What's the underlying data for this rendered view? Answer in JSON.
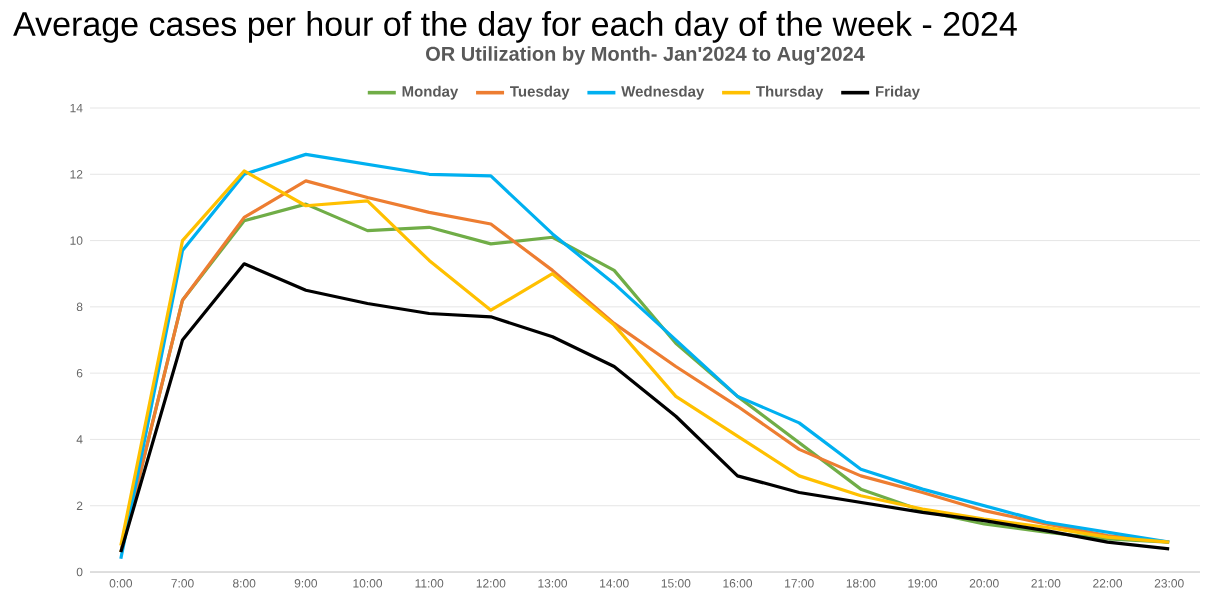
{
  "chart_data": {
    "type": "line",
    "title": "Average cases per hour of the day for each day of the week - 2024",
    "subtitle": "OR Utilization by Month- Jan'2024 to Aug'2024",
    "categories": [
      "0:00",
      "7:00",
      "8:00",
      "9:00",
      "10:00",
      "11:00",
      "12:00",
      "13:00",
      "14:00",
      "15:00",
      "16:00",
      "17:00",
      "18:00",
      "19:00",
      "20:00",
      "21:00",
      "22:00",
      "23:00"
    ],
    "series": [
      {
        "name": "Monday",
        "color": "#70ad47",
        "values": [
          0.6,
          8.2,
          10.6,
          11.1,
          10.3,
          10.4,
          9.9,
          10.1,
          9.1,
          6.9,
          5.3,
          3.9,
          2.5,
          1.85,
          1.45,
          1.2,
          1.0,
          0.9
        ]
      },
      {
        "name": "Tuesday",
        "color": "#ed7d31",
        "values": [
          0.6,
          8.2,
          10.7,
          11.8,
          11.3,
          10.85,
          10.5,
          9.1,
          7.5,
          6.2,
          5.0,
          3.7,
          2.9,
          2.4,
          1.85,
          1.45,
          1.1,
          0.9
        ]
      },
      {
        "name": "Wednesday",
        "color": "#00b0f0",
        "values": [
          0.4,
          9.7,
          12.0,
          12.6,
          12.3,
          12.0,
          11.95,
          10.2,
          8.7,
          7.0,
          5.3,
          4.5,
          3.1,
          2.5,
          2.0,
          1.5,
          1.2,
          0.9
        ]
      },
      {
        "name": "Thursday",
        "color": "#ffc000",
        "values": [
          0.8,
          10.0,
          12.1,
          11.05,
          11.2,
          9.4,
          7.9,
          9.0,
          7.45,
          5.3,
          4.1,
          2.9,
          2.3,
          1.9,
          1.6,
          1.35,
          1.05,
          0.9
        ]
      },
      {
        "name": "Friday",
        "color": "#000000",
        "values": [
          0.6,
          7.0,
          9.3,
          8.5,
          8.1,
          7.8,
          7.7,
          7.1,
          6.2,
          4.7,
          2.9,
          2.4,
          2.1,
          1.8,
          1.55,
          1.25,
          0.9,
          0.7
        ]
      }
    ],
    "ylim": [
      0,
      14
    ],
    "yticks": [
      0,
      2,
      4,
      6,
      8,
      10,
      12,
      14
    ],
    "grid": "y",
    "legend": "top",
    "marker": "none",
    "line_style": "solid"
  }
}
----------
| SET PROBLEM |
All lines of the data above that include the word "name" must be shown.

| FINISHED ANSWER |
        "name": "Monday",
        "name": "Tuesday",
        "name": "Wednesday",
        "name": "Thursday",
        "name": "Friday",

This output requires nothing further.